In the profile of Noah Awuku, where was he born?

● **EXTRACTED TEXT**
*****
Noah Awuku

Personal information
- Full name: Noah Awuku
- Date of birth: 9 January 2000 (age 26)
- Place of birth: Kiel, Germany
- Height: 1.82 m (6 ft 0 in)
- Position: Forward

Team information
- Current team: Eintracht Norderstedt
- Number: 28

Youth career
- 0000–2013: Kilia Kiel
- 2013–2018: Holstein Kiel

Senior career*
- Years: Team / Apps / (Gls)
- 2017–2023: Holstein Kiel / 3 / (0)
- 2018–2023: Holstein Kiel II / 67 / (14)
- 2019–2020: → Chemnitzer FC (loan) / 7 / (1)
- 2023–: Eintracht Norderstedt / 16 / (3)

International career
- 2015: Germany U15 / 2 / (0)
- 2015–2016: Germany U16 / 6 / (2)
- 2016–2017: Germany U17 / 8 / (2)
- 2018: Germany U18 / 1 / (0)

= Noah Awuku =

German footballer (born 2000)

Noah Awuku (born 9 January 2000) is a German professional footballer who plays as a forward for Eintracht Norderstedt.
*****
● **EXTRACTED ENTRIES**

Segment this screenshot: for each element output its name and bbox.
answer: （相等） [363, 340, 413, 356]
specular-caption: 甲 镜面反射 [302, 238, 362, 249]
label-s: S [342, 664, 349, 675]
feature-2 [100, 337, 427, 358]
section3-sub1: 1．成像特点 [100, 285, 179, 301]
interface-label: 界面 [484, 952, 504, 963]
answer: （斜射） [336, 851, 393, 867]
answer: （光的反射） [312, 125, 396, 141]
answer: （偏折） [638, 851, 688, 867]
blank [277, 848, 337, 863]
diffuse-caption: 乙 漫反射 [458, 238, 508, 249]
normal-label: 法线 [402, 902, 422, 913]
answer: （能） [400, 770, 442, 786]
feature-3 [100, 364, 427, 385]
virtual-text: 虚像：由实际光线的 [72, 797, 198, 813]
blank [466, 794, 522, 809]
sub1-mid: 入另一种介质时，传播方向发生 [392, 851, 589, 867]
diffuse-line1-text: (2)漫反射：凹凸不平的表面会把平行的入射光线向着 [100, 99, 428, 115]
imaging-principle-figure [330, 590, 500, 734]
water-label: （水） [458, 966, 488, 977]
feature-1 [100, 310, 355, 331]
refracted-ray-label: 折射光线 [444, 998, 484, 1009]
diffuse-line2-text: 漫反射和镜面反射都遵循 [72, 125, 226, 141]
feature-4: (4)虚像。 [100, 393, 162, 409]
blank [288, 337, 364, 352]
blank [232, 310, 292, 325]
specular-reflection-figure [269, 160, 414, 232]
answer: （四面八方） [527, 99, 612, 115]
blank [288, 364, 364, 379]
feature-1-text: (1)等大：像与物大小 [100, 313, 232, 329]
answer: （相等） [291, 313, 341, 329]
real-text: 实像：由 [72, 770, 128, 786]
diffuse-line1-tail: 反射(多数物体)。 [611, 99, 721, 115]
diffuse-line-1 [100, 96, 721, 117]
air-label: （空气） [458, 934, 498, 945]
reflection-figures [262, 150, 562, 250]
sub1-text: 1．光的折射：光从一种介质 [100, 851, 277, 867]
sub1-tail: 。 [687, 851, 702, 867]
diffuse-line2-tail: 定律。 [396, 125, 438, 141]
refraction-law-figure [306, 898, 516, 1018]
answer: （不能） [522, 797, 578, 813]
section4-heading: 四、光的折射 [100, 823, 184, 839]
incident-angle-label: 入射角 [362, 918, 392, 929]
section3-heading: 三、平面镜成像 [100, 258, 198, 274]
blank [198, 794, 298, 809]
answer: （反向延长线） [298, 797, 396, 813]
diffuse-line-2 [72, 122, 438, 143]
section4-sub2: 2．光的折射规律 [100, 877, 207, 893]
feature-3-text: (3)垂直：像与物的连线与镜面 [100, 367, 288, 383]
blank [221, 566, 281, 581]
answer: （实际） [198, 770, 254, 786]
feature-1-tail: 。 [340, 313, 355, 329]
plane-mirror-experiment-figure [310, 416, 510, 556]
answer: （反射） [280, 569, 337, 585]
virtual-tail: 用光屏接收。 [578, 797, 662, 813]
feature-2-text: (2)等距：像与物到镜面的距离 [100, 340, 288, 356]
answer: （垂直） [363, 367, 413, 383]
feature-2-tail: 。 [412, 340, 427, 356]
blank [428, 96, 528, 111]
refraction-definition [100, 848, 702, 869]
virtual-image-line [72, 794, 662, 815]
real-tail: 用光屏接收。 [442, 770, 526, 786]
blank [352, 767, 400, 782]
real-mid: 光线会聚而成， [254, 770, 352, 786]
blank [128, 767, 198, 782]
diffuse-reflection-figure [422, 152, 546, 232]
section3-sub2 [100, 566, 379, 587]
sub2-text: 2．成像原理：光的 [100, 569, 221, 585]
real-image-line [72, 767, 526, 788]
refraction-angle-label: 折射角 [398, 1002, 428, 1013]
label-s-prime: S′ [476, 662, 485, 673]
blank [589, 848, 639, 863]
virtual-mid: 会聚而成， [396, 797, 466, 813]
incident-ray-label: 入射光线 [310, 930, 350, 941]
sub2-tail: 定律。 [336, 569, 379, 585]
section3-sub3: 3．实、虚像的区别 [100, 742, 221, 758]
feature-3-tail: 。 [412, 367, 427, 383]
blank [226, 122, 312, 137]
*****
● **OUTPUT FOR THIS TASK**
Kiel, Germany